Aim — Below are records. Copy every line with "documento" in it.

++++++

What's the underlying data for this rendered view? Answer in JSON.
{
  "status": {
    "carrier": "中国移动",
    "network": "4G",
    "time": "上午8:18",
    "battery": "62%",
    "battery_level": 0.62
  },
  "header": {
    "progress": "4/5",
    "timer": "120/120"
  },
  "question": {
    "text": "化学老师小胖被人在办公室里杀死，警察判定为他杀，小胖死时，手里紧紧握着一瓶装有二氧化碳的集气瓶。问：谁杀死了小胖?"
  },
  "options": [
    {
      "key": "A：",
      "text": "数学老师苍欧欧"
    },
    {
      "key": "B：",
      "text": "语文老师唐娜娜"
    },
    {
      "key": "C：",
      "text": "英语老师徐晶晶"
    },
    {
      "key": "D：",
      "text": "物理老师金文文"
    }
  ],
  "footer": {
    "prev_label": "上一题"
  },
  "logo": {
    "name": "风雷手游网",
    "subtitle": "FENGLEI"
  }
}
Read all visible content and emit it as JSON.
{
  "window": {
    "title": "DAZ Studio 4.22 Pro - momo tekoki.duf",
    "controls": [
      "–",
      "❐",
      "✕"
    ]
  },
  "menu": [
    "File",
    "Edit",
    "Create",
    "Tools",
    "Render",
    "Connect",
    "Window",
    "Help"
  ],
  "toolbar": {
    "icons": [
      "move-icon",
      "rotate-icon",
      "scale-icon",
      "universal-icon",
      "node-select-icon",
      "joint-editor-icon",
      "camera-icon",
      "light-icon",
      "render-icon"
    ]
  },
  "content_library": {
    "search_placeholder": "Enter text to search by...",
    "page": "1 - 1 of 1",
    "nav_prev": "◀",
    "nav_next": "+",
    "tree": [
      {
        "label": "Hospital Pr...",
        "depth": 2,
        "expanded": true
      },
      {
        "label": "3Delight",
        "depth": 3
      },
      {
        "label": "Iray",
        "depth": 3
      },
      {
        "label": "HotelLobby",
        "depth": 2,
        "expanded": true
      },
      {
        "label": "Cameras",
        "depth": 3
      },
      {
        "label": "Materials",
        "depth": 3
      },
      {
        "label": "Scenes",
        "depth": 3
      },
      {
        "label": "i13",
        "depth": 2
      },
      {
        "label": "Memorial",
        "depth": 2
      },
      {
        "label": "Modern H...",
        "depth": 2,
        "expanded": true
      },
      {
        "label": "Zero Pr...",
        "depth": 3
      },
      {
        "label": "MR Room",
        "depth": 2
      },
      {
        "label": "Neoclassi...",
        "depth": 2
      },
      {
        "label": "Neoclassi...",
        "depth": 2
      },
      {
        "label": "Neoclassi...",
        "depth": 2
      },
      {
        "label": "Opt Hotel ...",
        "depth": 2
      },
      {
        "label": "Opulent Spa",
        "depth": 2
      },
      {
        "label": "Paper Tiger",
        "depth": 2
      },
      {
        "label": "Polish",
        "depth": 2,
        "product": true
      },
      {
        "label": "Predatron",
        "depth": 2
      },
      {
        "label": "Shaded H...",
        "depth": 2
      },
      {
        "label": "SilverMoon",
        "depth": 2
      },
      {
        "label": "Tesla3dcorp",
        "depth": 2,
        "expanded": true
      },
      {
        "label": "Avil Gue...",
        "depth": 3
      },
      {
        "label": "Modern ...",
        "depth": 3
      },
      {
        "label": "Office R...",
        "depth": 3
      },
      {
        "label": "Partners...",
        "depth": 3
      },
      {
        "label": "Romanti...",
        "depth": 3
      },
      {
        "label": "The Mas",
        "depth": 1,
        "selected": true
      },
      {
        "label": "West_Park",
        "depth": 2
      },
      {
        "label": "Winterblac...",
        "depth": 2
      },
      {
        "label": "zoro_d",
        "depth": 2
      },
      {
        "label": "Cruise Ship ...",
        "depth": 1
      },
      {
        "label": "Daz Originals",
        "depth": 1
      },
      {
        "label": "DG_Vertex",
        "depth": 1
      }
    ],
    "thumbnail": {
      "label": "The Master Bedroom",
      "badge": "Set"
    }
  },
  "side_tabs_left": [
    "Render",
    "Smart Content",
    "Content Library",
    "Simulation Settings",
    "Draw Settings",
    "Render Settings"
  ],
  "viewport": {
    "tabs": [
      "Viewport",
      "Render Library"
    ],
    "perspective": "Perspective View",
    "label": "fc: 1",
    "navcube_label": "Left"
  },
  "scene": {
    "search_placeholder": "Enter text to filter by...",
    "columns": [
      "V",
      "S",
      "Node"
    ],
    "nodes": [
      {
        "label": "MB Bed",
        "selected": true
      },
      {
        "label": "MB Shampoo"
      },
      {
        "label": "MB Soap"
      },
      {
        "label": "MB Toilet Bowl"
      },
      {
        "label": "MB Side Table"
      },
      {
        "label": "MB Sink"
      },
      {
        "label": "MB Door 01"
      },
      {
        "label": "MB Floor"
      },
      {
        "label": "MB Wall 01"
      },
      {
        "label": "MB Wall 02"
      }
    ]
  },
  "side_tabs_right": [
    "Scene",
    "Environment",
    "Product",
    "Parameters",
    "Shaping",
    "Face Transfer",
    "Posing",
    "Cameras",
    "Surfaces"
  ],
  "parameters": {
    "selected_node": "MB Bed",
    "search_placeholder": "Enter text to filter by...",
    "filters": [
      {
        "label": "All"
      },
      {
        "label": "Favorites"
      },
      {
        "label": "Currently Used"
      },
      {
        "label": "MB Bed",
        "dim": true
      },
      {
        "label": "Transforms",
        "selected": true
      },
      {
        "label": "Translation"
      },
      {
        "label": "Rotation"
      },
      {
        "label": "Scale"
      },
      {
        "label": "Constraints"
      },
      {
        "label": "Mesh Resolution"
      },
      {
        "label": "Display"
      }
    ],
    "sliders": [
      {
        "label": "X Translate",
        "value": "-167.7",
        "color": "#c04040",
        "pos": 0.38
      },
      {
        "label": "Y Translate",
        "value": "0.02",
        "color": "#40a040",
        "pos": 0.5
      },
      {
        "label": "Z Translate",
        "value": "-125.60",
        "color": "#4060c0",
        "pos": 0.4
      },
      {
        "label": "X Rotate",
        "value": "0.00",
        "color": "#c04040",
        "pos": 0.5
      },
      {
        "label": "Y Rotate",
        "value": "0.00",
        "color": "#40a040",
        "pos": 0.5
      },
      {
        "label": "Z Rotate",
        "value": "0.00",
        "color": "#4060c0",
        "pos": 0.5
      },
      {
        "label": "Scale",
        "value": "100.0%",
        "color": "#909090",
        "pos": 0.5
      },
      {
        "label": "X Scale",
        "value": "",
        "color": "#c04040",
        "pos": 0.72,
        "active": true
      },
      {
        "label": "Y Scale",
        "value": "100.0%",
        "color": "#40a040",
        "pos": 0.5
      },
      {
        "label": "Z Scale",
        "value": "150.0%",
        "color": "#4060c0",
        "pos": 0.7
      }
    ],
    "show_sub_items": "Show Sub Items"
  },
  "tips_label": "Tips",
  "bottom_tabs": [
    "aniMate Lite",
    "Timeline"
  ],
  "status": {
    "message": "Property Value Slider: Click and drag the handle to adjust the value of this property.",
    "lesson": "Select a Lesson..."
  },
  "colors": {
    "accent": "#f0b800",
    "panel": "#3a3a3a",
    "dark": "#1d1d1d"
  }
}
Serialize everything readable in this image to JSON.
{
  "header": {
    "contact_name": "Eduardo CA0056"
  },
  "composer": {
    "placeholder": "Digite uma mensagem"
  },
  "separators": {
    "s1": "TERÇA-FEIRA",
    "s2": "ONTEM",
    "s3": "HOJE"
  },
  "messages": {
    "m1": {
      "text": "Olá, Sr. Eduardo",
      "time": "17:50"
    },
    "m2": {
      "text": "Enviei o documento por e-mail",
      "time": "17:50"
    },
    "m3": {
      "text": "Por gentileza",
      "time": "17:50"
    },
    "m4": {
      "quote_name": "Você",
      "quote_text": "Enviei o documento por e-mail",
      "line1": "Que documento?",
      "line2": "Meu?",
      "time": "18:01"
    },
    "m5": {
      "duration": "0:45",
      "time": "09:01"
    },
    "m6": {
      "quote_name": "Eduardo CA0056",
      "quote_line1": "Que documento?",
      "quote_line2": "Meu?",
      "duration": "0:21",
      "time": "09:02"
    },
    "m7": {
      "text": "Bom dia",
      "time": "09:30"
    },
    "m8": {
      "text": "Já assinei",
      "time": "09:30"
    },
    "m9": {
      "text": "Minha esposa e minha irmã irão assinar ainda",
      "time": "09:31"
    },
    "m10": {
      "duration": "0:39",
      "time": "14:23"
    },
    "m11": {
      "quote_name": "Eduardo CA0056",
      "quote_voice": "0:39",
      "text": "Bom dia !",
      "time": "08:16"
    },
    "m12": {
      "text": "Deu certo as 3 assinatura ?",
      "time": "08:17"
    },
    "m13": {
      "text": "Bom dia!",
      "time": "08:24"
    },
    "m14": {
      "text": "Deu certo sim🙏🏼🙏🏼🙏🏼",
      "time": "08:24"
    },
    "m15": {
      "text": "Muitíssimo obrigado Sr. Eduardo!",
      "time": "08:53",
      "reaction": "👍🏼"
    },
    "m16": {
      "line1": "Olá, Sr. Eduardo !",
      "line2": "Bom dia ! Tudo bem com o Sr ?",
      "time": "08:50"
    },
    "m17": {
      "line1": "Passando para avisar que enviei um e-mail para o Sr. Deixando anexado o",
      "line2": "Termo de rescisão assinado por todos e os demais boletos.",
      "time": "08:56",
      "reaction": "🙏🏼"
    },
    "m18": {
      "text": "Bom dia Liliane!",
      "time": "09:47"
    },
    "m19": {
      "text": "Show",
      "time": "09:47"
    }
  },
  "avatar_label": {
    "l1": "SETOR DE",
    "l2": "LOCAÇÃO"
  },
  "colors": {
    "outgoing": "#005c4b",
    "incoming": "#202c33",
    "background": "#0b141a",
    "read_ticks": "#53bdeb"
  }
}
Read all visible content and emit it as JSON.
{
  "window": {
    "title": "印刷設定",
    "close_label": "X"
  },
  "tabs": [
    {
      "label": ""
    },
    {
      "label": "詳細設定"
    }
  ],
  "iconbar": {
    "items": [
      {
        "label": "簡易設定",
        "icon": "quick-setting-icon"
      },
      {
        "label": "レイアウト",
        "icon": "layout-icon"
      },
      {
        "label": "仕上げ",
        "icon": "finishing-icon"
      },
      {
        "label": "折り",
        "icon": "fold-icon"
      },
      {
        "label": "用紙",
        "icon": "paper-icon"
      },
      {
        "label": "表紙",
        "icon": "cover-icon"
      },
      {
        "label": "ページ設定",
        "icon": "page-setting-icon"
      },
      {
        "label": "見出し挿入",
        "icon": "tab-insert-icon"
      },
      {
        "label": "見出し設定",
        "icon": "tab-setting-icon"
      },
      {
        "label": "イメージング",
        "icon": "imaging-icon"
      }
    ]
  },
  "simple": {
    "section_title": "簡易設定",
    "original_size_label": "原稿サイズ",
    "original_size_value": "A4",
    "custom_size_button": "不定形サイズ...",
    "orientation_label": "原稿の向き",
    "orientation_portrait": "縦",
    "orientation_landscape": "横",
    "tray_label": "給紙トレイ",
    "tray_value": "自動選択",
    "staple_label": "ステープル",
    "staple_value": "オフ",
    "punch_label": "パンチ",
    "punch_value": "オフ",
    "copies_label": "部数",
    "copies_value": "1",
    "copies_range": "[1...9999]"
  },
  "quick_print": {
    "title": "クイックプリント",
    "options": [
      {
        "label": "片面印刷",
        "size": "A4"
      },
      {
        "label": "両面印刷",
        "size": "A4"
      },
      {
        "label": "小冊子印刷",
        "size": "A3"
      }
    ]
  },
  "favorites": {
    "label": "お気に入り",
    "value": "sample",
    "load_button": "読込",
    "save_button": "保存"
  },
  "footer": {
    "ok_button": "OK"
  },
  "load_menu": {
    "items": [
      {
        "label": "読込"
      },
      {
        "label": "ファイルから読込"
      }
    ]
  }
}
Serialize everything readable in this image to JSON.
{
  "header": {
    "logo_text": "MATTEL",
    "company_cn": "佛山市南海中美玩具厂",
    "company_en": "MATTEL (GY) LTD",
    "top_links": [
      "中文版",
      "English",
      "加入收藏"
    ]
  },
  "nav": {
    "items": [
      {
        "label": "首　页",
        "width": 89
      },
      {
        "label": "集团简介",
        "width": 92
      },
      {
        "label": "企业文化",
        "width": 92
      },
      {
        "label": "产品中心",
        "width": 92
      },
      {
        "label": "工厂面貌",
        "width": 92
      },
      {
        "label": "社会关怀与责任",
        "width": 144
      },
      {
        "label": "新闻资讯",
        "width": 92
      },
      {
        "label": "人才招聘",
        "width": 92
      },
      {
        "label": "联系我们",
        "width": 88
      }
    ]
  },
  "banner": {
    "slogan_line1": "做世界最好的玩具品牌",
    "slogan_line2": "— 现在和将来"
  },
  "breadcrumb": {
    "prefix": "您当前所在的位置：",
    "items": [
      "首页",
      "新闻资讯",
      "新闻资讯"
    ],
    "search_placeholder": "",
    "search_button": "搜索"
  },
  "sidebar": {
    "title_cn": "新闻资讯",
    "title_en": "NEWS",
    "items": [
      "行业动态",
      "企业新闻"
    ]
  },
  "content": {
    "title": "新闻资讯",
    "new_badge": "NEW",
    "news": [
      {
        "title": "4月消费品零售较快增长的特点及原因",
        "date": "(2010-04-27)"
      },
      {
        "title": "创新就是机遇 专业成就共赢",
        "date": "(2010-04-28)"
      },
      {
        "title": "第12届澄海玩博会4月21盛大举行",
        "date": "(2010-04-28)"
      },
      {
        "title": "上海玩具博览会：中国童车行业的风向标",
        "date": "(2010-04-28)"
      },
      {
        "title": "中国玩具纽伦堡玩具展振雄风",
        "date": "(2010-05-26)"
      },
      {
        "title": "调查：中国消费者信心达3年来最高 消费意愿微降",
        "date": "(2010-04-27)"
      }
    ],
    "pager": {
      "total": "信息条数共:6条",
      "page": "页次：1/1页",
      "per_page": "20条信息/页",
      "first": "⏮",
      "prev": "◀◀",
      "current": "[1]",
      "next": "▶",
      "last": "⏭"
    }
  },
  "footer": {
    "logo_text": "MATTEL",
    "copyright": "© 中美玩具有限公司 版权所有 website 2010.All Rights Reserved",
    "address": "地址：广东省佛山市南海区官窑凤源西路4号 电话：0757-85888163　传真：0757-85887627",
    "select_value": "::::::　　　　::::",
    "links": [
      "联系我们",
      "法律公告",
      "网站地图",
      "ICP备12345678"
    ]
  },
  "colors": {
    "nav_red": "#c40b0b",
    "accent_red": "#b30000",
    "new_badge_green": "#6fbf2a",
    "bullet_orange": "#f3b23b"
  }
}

++++++

Worked answer —
      "text": "Enviei o documento por e-mail",
      "quote_text": "Enviei o documento por e-mail",
      "line1": "Que documento?",
      "quote_line1": "Que documento?",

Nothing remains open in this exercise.